(Dataset records)
=====

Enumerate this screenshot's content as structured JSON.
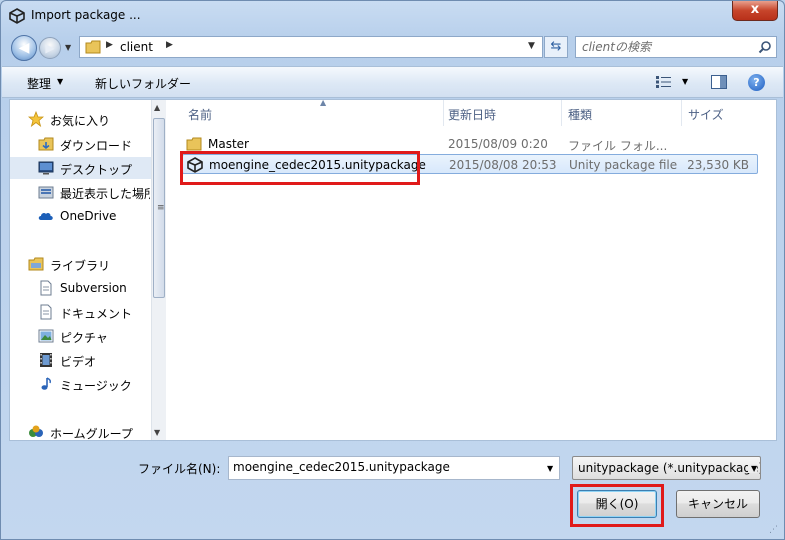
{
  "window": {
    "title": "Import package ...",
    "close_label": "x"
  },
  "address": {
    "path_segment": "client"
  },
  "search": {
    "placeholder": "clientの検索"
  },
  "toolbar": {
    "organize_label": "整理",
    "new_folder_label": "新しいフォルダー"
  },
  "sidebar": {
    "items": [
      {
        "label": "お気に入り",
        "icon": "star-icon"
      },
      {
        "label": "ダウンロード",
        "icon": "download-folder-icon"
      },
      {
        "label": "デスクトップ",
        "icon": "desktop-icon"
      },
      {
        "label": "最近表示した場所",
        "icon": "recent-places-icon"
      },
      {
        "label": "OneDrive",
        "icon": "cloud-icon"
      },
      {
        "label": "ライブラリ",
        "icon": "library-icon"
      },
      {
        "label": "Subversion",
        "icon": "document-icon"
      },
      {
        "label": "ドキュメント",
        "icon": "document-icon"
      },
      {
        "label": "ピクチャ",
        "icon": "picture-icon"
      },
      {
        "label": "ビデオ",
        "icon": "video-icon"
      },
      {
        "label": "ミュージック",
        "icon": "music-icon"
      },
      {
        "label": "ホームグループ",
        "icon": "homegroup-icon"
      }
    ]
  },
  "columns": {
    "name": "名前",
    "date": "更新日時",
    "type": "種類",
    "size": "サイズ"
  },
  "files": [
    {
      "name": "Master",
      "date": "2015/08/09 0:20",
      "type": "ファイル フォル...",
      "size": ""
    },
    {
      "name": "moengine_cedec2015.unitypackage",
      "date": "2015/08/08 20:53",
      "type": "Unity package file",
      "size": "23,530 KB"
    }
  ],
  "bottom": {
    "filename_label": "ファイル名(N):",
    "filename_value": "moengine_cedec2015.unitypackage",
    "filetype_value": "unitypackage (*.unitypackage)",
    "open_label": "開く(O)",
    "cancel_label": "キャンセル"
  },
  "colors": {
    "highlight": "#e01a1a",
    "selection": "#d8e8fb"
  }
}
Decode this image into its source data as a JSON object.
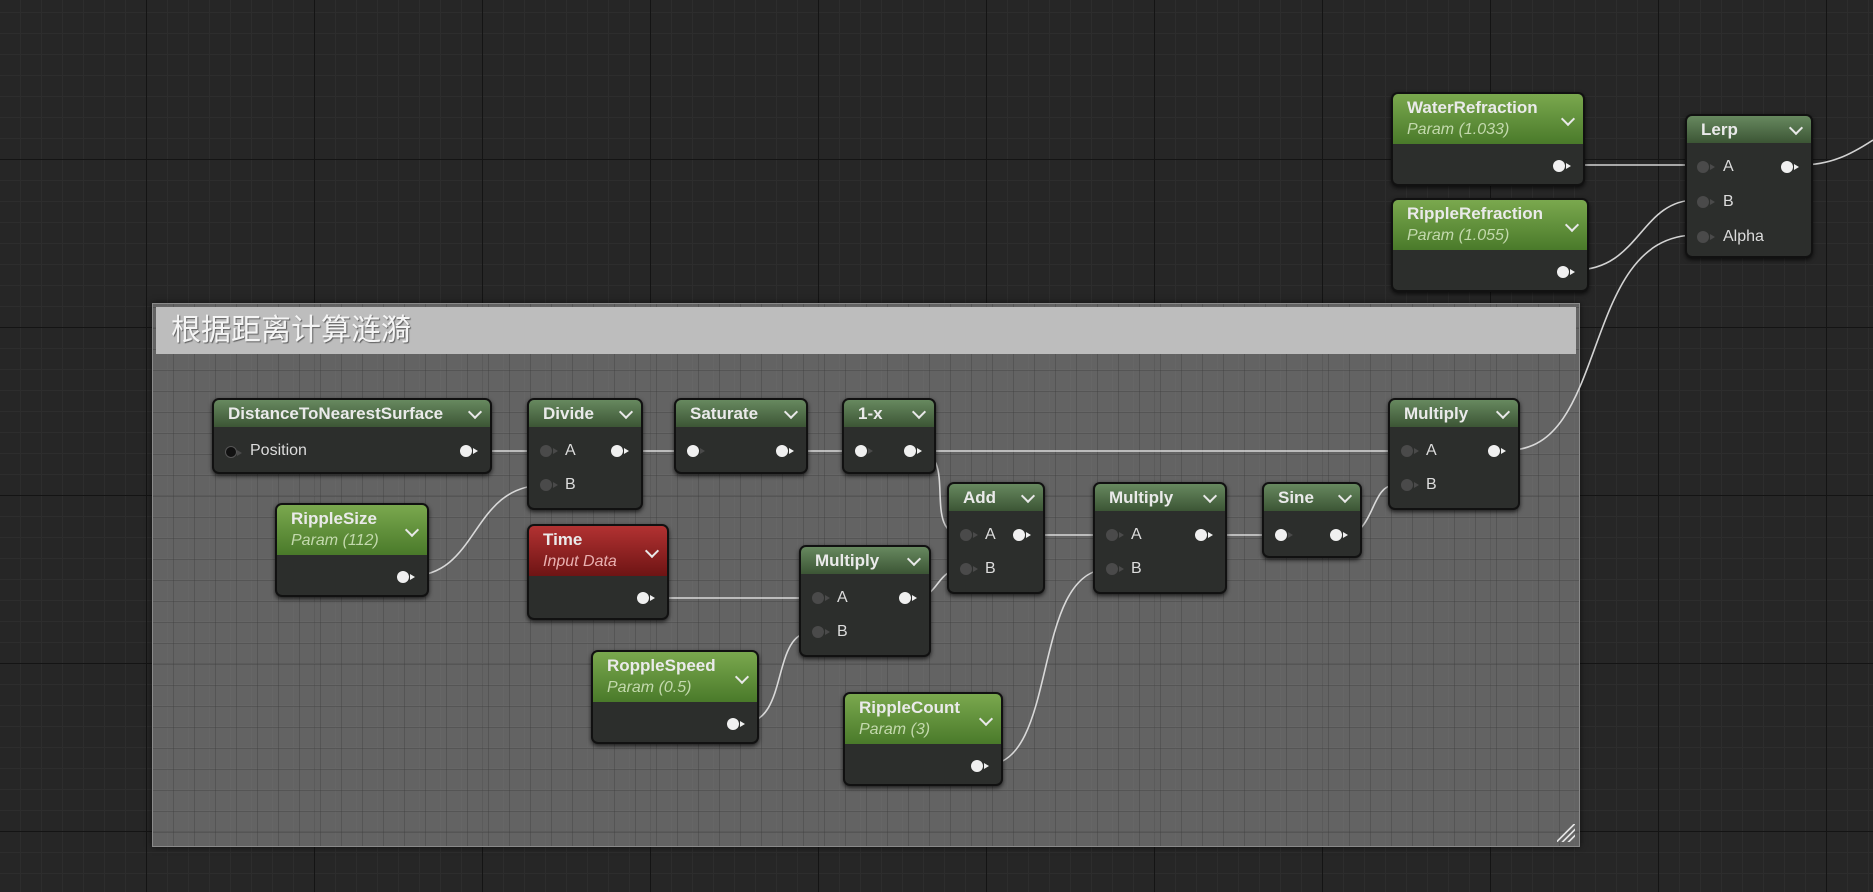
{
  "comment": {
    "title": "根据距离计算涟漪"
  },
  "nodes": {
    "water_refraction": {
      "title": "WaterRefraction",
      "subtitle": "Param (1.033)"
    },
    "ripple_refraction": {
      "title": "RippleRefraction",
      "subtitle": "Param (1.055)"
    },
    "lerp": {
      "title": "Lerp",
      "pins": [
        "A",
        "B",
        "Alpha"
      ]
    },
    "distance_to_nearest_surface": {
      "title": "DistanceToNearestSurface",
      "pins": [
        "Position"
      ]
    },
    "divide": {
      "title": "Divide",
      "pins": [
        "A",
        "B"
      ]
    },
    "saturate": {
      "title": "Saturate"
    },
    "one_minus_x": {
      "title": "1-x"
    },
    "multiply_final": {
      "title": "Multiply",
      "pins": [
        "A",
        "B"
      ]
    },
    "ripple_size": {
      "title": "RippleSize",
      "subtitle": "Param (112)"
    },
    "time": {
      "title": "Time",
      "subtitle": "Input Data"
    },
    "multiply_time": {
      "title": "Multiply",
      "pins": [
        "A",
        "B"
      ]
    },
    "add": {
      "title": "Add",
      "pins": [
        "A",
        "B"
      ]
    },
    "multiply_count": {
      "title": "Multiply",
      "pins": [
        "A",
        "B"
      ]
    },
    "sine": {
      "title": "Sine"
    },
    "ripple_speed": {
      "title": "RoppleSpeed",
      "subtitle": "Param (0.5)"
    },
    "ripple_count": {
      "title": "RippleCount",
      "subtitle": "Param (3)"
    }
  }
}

=====

-- REQUIREMENT --
In your copy, repeat each record exactly and include no pictures.

-- ANSWER FOR THE TASK --
Enumerate this screenshot's content as structured JSON.
{
  "window": {
    "title": "Import package ...",
    "close_label": "x"
  },
  "address": {
    "path_segment": "client"
  },
  "search": {
    "placeholder": "clientの検索"
  },
  "toolbar": {
    "organize_label": "整理",
    "new_folder_label": "新しいフォルダー"
  },
  "sidebar": {
    "items": [
      {
        "label": "お気に入り",
        "icon": "star-icon"
      },
      {
        "label": "ダウンロード",
        "icon": "download-folder-icon"
      },
      {
        "label": "デスクトップ",
        "icon": "desktop-icon"
      },
      {
        "label": "最近表示した場所",
        "icon": "recent-places-icon"
      },
      {
        "label": "OneDrive",
        "icon": "cloud-icon"
      },
      {
        "label": "ライブラリ",
        "icon": "library-icon"
      },
      {
        "label": "Subversion",
        "icon": "document-icon"
      },
      {
        "label": "ドキュメント",
        "icon": "document-icon"
      },
      {
        "label": "ピクチャ",
        "icon": "picture-icon"
      },
      {
        "label": "ビデオ",
        "icon": "video-icon"
      },
      {
        "label": "ミュージック",
        "icon": "music-icon"
      },
      {
        "label": "ホームグループ",
        "icon": "homegroup-icon"
      }
    ]
  },
  "columns": {
    "name": "名前",
    "date": "更新日時",
    "type": "種類",
    "size": "サイズ"
  },
  "files": [
    {
      "name": "Master",
      "date": "2015/08/09 0:20",
      "type": "ファイル フォル...",
      "size": ""
    },
    {
      "name": "moengine_cedec2015.unitypackage",
      "date": "2015/08/08 20:53",
      "type": "Unity package file",
      "size": "23,530 KB"
    }
  ],
  "bottom": {
    "filename_label": "ファイル名(N):",
    "filename_value": "moengine_cedec2015.unitypackage",
    "filetype_value": "unitypackage (*.unitypackage)",
    "open_label": "開く(O)",
    "cancel_label": "キャンセル"
  },
  "colors": {
    "highlight": "#e01a1a",
    "selection": "#d8e8fb"
  }
}
Decode this image into its source data as a JSON object.
{
  "comment": {
    "title": "根据距离计算涟漪"
  },
  "nodes": {
    "water_refraction": {
      "title": "WaterRefraction",
      "subtitle": "Param (1.033)"
    },
    "ripple_refraction": {
      "title": "RippleRefraction",
      "subtitle": "Param (1.055)"
    },
    "lerp": {
      "title": "Lerp",
      "pins": [
        "A",
        "B",
        "Alpha"
      ]
    },
    "distance_to_nearest_surface": {
      "title": "DistanceToNearestSurface",
      "pins": [
        "Position"
      ]
    },
    "divide": {
      "title": "Divide",
      "pins": [
        "A",
        "B"
      ]
    },
    "saturate": {
      "title": "Saturate"
    },
    "one_minus_x": {
      "title": "1-x"
    },
    "multiply_final": {
      "title": "Multiply",
      "pins": [
        "A",
        "B"
      ]
    },
    "ripple_size": {
      "title": "RippleSize",
      "subtitle": "Param (112)"
    },
    "time": {
      "title": "Time",
      "subtitle": "Input Data"
    },
    "multiply_time": {
      "title": "Multiply",
      "pins": [
        "A",
        "B"
      ]
    },
    "add": {
      "title": "Add",
      "pins": [
        "A",
        "B"
      ]
    },
    "multiply_count": {
      "title": "Multiply",
      "pins": [
        "A",
        "B"
      ]
    },
    "sine": {
      "title": "Sine"
    },
    "ripple_speed": {
      "title": "RoppleSpeed",
      "subtitle": "Param (0.5)"
    },
    "ripple_count": {
      "title": "RippleCount",
      "subtitle": "Param (3)"
    }
  }
}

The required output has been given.